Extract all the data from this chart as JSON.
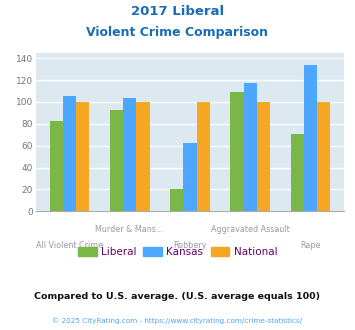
{
  "title_line1": "2017 Liberal",
  "title_line2": "Violent Crime Comparison",
  "cat_labels": [
    "All Violent Crime",
    "Murder & Mans...",
    "Robbery",
    "Aggravated Assault",
    "Rape"
  ],
  "liberal": [
    83,
    93,
    20,
    109,
    71
  ],
  "kansas": [
    105,
    104,
    62,
    117,
    134
  ],
  "national": [
    100,
    100,
    100,
    100,
    100
  ],
  "liberal_color": "#7ab648",
  "kansas_color": "#4da6ff",
  "national_color": "#f5a623",
  "ylim": [
    0,
    145
  ],
  "yticks": [
    0,
    20,
    40,
    60,
    80,
    100,
    120,
    140
  ],
  "title_color": "#1a6cb5",
  "plot_bg": "#dce9f0",
  "grid_color": "#ffffff",
  "footer_text": "Compared to U.S. average. (U.S. average equals 100)",
  "copyright_text": "© 2025 CityRating.com - https://www.cityrating.com/crime-statistics/",
  "copyright_color": "#4da6ff",
  "legend_labels": [
    "Liberal",
    "Kansas",
    "National"
  ],
  "legend_text_color": "#660066",
  "footer_color": "#111111",
  "bar_width": 0.22
}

#### [Objective]
Reproduce the full listing faithfully, but do not carry over any pictures.

#### [Exercise answer]
Extract all the data from this chart as JSON.
{
  "title_line1": "2017 Liberal",
  "title_line2": "Violent Crime Comparison",
  "cat_labels": [
    "All Violent Crime",
    "Murder & Mans...",
    "Robbery",
    "Aggravated Assault",
    "Rape"
  ],
  "liberal": [
    83,
    93,
    20,
    109,
    71
  ],
  "kansas": [
    105,
    104,
    62,
    117,
    134
  ],
  "national": [
    100,
    100,
    100,
    100,
    100
  ],
  "liberal_color": "#7ab648",
  "kansas_color": "#4da6ff",
  "national_color": "#f5a623",
  "ylim": [
    0,
    145
  ],
  "yticks": [
    0,
    20,
    40,
    60,
    80,
    100,
    120,
    140
  ],
  "title_color": "#1a6cb5",
  "plot_bg": "#dce9f0",
  "grid_color": "#ffffff",
  "footer_text": "Compared to U.S. average. (U.S. average equals 100)",
  "copyright_text": "© 2025 CityRating.com - https://www.cityrating.com/crime-statistics/",
  "copyright_color": "#4da6ff",
  "legend_labels": [
    "Liberal",
    "Kansas",
    "National"
  ],
  "legend_text_color": "#660066",
  "footer_color": "#111111",
  "bar_width": 0.22
}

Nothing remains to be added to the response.